- [Work to do]
Transcribe each line of the material as it is, and drop any picture.

- [Records supplied]
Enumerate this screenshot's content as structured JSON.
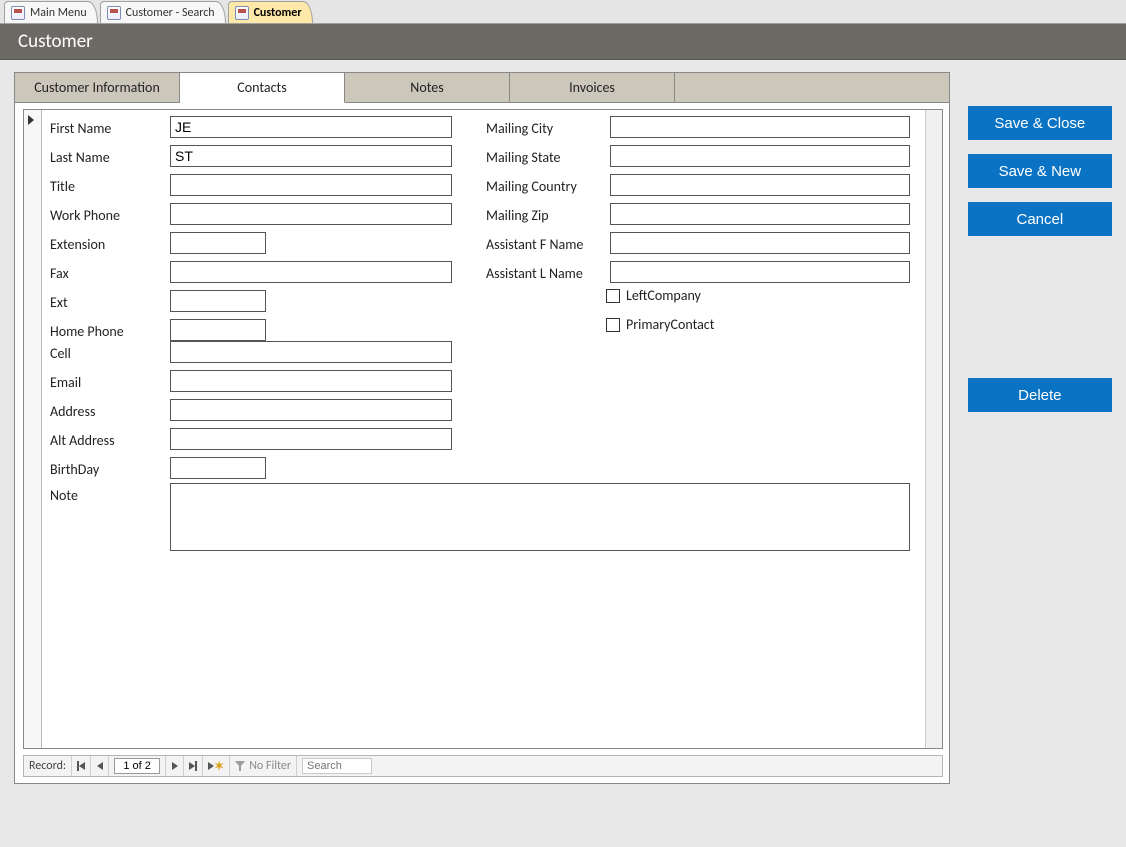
{
  "doctabs": {
    "items": [
      {
        "label": "Main Menu",
        "active": false
      },
      {
        "label": "Customer - Search",
        "active": false
      },
      {
        "label": "Customer",
        "active": true
      }
    ]
  },
  "header": {
    "title": "Customer"
  },
  "subtabs": {
    "items": [
      {
        "label": "Customer Information",
        "active": false
      },
      {
        "label": "Contacts",
        "active": true
      },
      {
        "label": "Notes",
        "active": false
      },
      {
        "label": "Invoices",
        "active": false
      }
    ]
  },
  "fields": {
    "left": {
      "first_name": {
        "label": "First Name",
        "value": "JE"
      },
      "last_name": {
        "label": "Last Name",
        "value": "ST"
      },
      "title": {
        "label": "Title",
        "value": ""
      },
      "work_phone": {
        "label": "Work Phone",
        "value": ""
      },
      "extension": {
        "label": "Extension",
        "value": ""
      },
      "fax": {
        "label": "Fax",
        "value": ""
      },
      "ext": {
        "label": "Ext",
        "value": ""
      },
      "home_phone": {
        "label": "Home Phone",
        "value": ""
      },
      "cell": {
        "label": "Cell",
        "value": ""
      },
      "email": {
        "label": "Email",
        "value": ""
      },
      "address": {
        "label": "Address",
        "value": ""
      },
      "alt_address": {
        "label": "Alt Address",
        "value": ""
      },
      "birthday": {
        "label": "BirthDay",
        "value": ""
      },
      "note": {
        "label": "Note",
        "value": ""
      }
    },
    "right": {
      "mailing_city": {
        "label": "Mailing City",
        "value": ""
      },
      "mailing_state": {
        "label": "Mailing State",
        "value": ""
      },
      "mailing_country": {
        "label": "Mailing Country",
        "value": ""
      },
      "mailing_zip": {
        "label": "Mailing Zip",
        "value": ""
      },
      "assistant_f_name": {
        "label": "Assistant F Name",
        "value": ""
      },
      "assistant_l_name": {
        "label": "Assistant L Name",
        "value": ""
      },
      "left_company": {
        "label": "LeftCompany",
        "checked": false
      },
      "primary_contact": {
        "label": "PrimaryContact",
        "checked": false
      }
    }
  },
  "recordnav": {
    "label": "Record:",
    "position": "1 of 2",
    "filter_label": "No Filter",
    "search_placeholder": "Search"
  },
  "actions": {
    "save_close": "Save & Close",
    "save_new": "Save & New",
    "cancel": "Cancel",
    "delete": "Delete"
  }
}
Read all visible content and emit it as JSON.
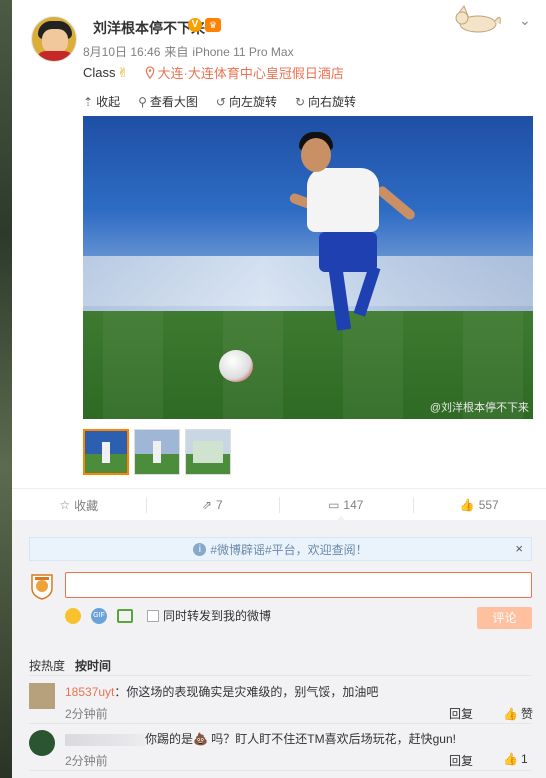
{
  "post": {
    "username": "刘洋根本停不下来",
    "date": "8月10日 16:46",
    "source_prefix": "来自",
    "source_device": "iPhone 11 Pro Max",
    "text": "Class",
    "location": "大连·大连体育中心皇冠假日酒店",
    "watermark": "@刘洋根本停不下来"
  },
  "image_tools": {
    "collapse": "收起",
    "view_large": "查看大图",
    "rotate_left": "向左旋转",
    "rotate_right": "向右旋转"
  },
  "actions": {
    "favorite": "收藏",
    "repost_count": "7",
    "comment_count": "147",
    "like_count": "557"
  },
  "comment_box": {
    "notice_tag": "#微博辟谣#",
    "notice_text": "平台，欢迎查阅！",
    "input_value": "",
    "repost_checkbox_label": "同时转发到我的微博",
    "submit_label": "评论"
  },
  "sort": {
    "by_hot": "按热度",
    "by_time": "按时间"
  },
  "comments": [
    {
      "user": "18537uyt",
      "text": "：你这场的表现确实是灾难级的，别气馁，加油吧",
      "time": "2分钟前",
      "reply": "回复",
      "like": "赞"
    },
    {
      "user": "",
      "text": "你踢的是💩 吗？盯人盯不住还TM喜欢后场玩花，赶快gun!",
      "time": "2分钟前",
      "reply": "回复",
      "like": "1"
    }
  ],
  "colors": {
    "accent": "#eb7350",
    "orange": "#ff8200",
    "submit_disabled": "#ffc09f",
    "notice_bg": "#eaf3fb"
  },
  "icons": [
    "chevron-down-icon",
    "location-pin-icon",
    "collapse-icon",
    "magnifier-icon",
    "rotate-left-icon",
    "rotate-right-icon",
    "star-icon",
    "repost-icon",
    "comment-icon",
    "thumbs-up-icon",
    "info-icon",
    "close-icon",
    "emoji-icon",
    "gif-icon",
    "image-icon"
  ]
}
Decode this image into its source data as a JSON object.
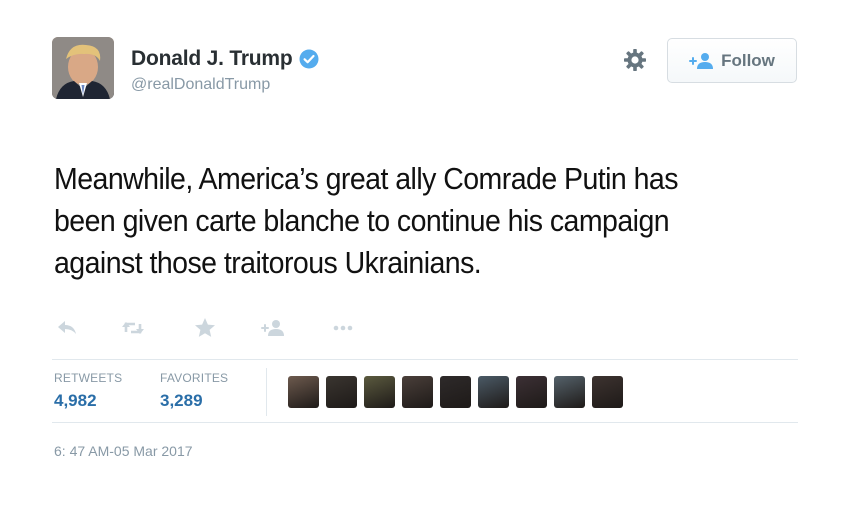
{
  "user": {
    "display_name": "Donald J. Trump",
    "handle": "@realDonaldTrump",
    "verified": true
  },
  "header_actions": {
    "follow_label": "Follow"
  },
  "tweet": {
    "lines": [
      "Meanwhile, America’s great ally Comrade Putin has",
      "been given carte blanche to continue his campaign",
      "against those traitorous Ukrainians."
    ]
  },
  "stats": {
    "retweets_label": "RETWEETS",
    "retweets_value": "4,982",
    "favorites_label": "FAVORITES",
    "favorites_value": "3,289"
  },
  "timestamp": "6: 47 AM-05 Mar 2017",
  "icons": {
    "reply": "reply-icon",
    "retweet": "retweet-icon",
    "favorite": "star-icon",
    "follow": "add-person-icon",
    "more": "more-dots-icon",
    "settings": "gear-icon",
    "verified": "verified-badge-icon"
  },
  "colors": {
    "link_blue": "#2a6ea8",
    "verified_blue": "#55acee",
    "muted_gray": "#8899a6",
    "icon_gray": "#ccd6dd"
  },
  "favoriters": [
    {
      "id": "favoriter-1",
      "tone": "#6d5a4e"
    },
    {
      "id": "favoriter-2",
      "tone": "#3a3530"
    },
    {
      "id": "favoriter-3",
      "tone": "#5b5a3f"
    },
    {
      "id": "favoriter-4",
      "tone": "#4a3f3a"
    },
    {
      "id": "favoriter-5",
      "tone": "#2e2a2a"
    },
    {
      "id": "favoriter-6",
      "tone": "#4b5a66"
    },
    {
      "id": "favoriter-7",
      "tone": "#3c3035"
    },
    {
      "id": "favoriter-8",
      "tone": "#55626b"
    },
    {
      "id": "favoriter-9",
      "tone": "#3d3330"
    }
  ]
}
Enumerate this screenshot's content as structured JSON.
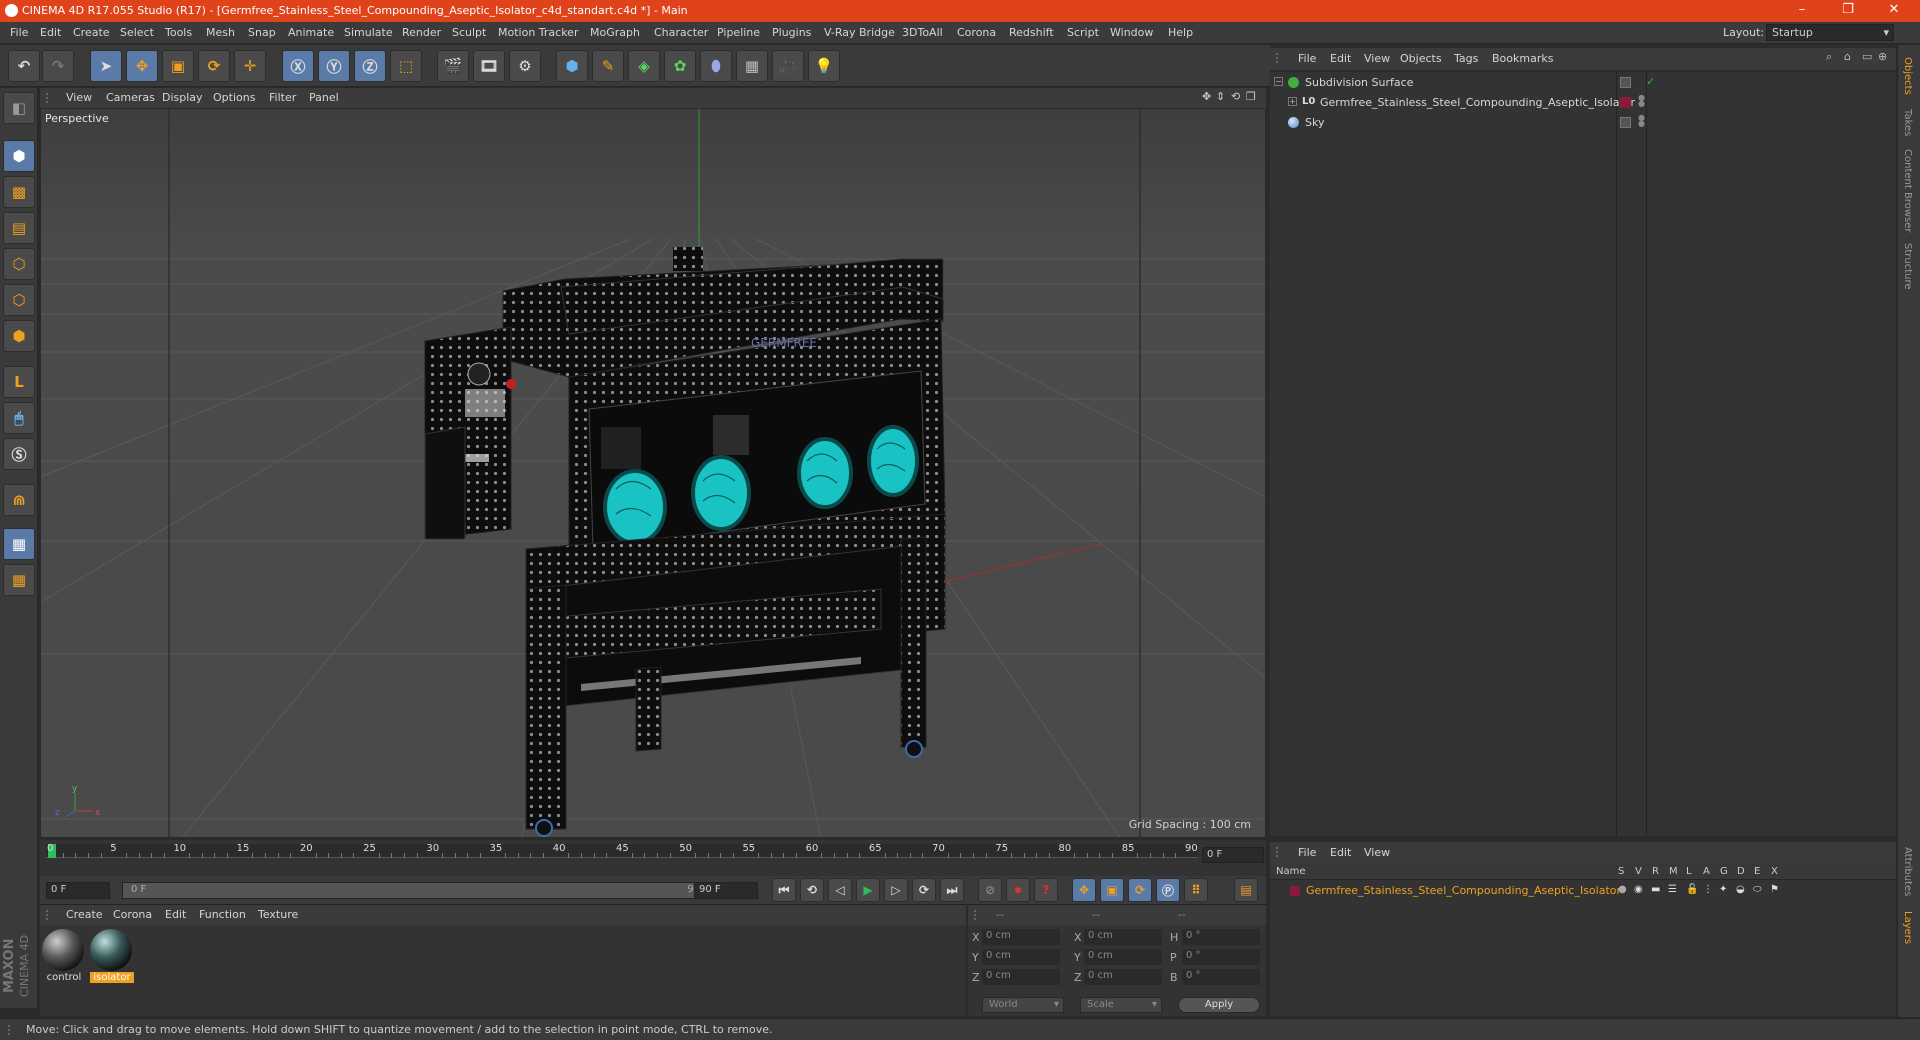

- [Answer to the problem]
Enumerate this screenshot's content as structured JSON.
{
  "doctabs": {
    "items": [
      {
        "label": "Main Menu",
        "active": false
      },
      {
        "label": "Customer - Search",
        "active": false
      },
      {
        "label": "Customer",
        "active": true
      }
    ]
  },
  "header": {
    "title": "Customer"
  },
  "subtabs": {
    "items": [
      {
        "label": "Customer Information",
        "active": false
      },
      {
        "label": "Contacts",
        "active": true
      },
      {
        "label": "Notes",
        "active": false
      },
      {
        "label": "Invoices",
        "active": false
      }
    ]
  },
  "fields": {
    "left": {
      "first_name": {
        "label": "First Name",
        "value": "JE"
      },
      "last_name": {
        "label": "Last Name",
        "value": "ST"
      },
      "title": {
        "label": "Title",
        "value": ""
      },
      "work_phone": {
        "label": "Work Phone",
        "value": ""
      },
      "extension": {
        "label": "Extension",
        "value": ""
      },
      "fax": {
        "label": "Fax",
        "value": ""
      },
      "ext": {
        "label": "Ext",
        "value": ""
      },
      "home_phone": {
        "label": "Home Phone",
        "value": ""
      },
      "cell": {
        "label": "Cell",
        "value": ""
      },
      "email": {
        "label": "Email",
        "value": ""
      },
      "address": {
        "label": "Address",
        "value": ""
      },
      "alt_address": {
        "label": "Alt Address",
        "value": ""
      },
      "birthday": {
        "label": "BirthDay",
        "value": ""
      },
      "note": {
        "label": "Note",
        "value": ""
      }
    },
    "right": {
      "mailing_city": {
        "label": "Mailing City",
        "value": ""
      },
      "mailing_state": {
        "label": "Mailing State",
        "value": ""
      },
      "mailing_country": {
        "label": "Mailing Country",
        "value": ""
      },
      "mailing_zip": {
        "label": "Mailing Zip",
        "value": ""
      },
      "assistant_f_name": {
        "label": "Assistant F Name",
        "value": ""
      },
      "assistant_l_name": {
        "label": "Assistant L Name",
        "value": ""
      },
      "left_company": {
        "label": "LeftCompany",
        "checked": false
      },
      "primary_contact": {
        "label": "PrimaryContact",
        "checked": false
      }
    }
  },
  "recordnav": {
    "label": "Record:",
    "position": "1 of 2",
    "filter_label": "No Filter",
    "search_placeholder": "Search"
  },
  "actions": {
    "save_close": "Save & Close",
    "save_new": "Save & New",
    "cancel": "Cancel",
    "delete": "Delete"
  }
}
Read all visible content and emit it as JSON.
{
  "post": {
    "username": "刘洋根本停不下来",
    "date": "8月10日 16:46",
    "source_prefix": "来自",
    "source_device": "iPhone 11 Pro Max",
    "text": "Class",
    "location": "大连·大连体育中心皇冠假日酒店",
    "watermark": "@刘洋根本停不下来"
  },
  "image_tools": {
    "collapse": "收起",
    "view_large": "查看大图",
    "rotate_left": "向左旋转",
    "rotate_right": "向右旋转"
  },
  "actions": {
    "favorite": "收藏",
    "repost_count": "7",
    "comment_count": "147",
    "like_count": "557"
  },
  "comment_box": {
    "notice_tag": "#微博辟谣#",
    "notice_text": "平台，欢迎查阅！",
    "input_value": "",
    "repost_checkbox_label": "同时转发到我的微博",
    "submit_label": "评论"
  },
  "sort": {
    "by_hot": "按热度",
    "by_time": "按时间"
  },
  "comments": [
    {
      "user": "18537uyt",
      "text": "：你这场的表现确实是灾难级的，别气馁，加油吧",
      "time": "2分钟前",
      "reply": "回复",
      "like": "赞"
    },
    {
      "user": "",
      "text": "你踢的是💩 吗？盯人盯不住还TM喜欢后场玩花，赶快gun!",
      "time": "2分钟前",
      "reply": "回复",
      "like": "1"
    }
  ],
  "colors": {
    "accent": "#eb7350",
    "orange": "#ff8200",
    "submit_disabled": "#ffc09f",
    "notice_bg": "#eaf3fb"
  },
  "icons": [
    "chevron-down-icon",
    "location-pin-icon",
    "collapse-icon",
    "magnifier-icon",
    "rotate-left-icon",
    "rotate-right-icon",
    "star-icon",
    "repost-icon",
    "comment-icon",
    "thumbs-up-icon",
    "info-icon",
    "close-icon",
    "emoji-icon",
    "gif-icon",
    "image-icon"
  ]
}
Decode this image into its source data as a JSON object.
{
  "user": {
    "display_name": "Donald J. Trump",
    "handle": "@realDonaldTrump",
    "verified": true
  },
  "header_actions": {
    "follow_label": "Follow"
  },
  "tweet": {
    "lines": [
      "Meanwhile, America’s great ally Comrade Putin has",
      "been given carte blanche to continue his campaign",
      "against those traitorous Ukrainians."
    ]
  },
  "stats": {
    "retweets_label": "RETWEETS",
    "retweets_value": "4,982",
    "favorites_label": "FAVORITES",
    "favorites_value": "3,289"
  },
  "timestamp": "6: 47 AM-05 Mar 2017",
  "icons": {
    "reply": "reply-icon",
    "retweet": "retweet-icon",
    "favorite": "star-icon",
    "follow": "add-person-icon",
    "more": "more-dots-icon",
    "settings": "gear-icon",
    "verified": "verified-badge-icon"
  },
  "colors": {
    "link_blue": "#2a6ea8",
    "verified_blue": "#55acee",
    "muted_gray": "#8899a6",
    "icon_gray": "#ccd6dd"
  },
  "favoriters": [
    {
      "id": "favoriter-1",
      "tone": "#6d5a4e"
    },
    {
      "id": "favoriter-2",
      "tone": "#3a3530"
    },
    {
      "id": "favoriter-3",
      "tone": "#5b5a3f"
    },
    {
      "id": "favoriter-4",
      "tone": "#4a3f3a"
    },
    {
      "id": "favoriter-5",
      "tone": "#2e2a2a"
    },
    {
      "id": "favoriter-6",
      "tone": "#4b5a66"
    },
    {
      "id": "favoriter-7",
      "tone": "#3c3035"
    },
    {
      "id": "favoriter-8",
      "tone": "#55626b"
    },
    {
      "id": "favoriter-9",
      "tone": "#3d3330"
    }
  ]
}
Enumerate this screenshot's content as structured JSON.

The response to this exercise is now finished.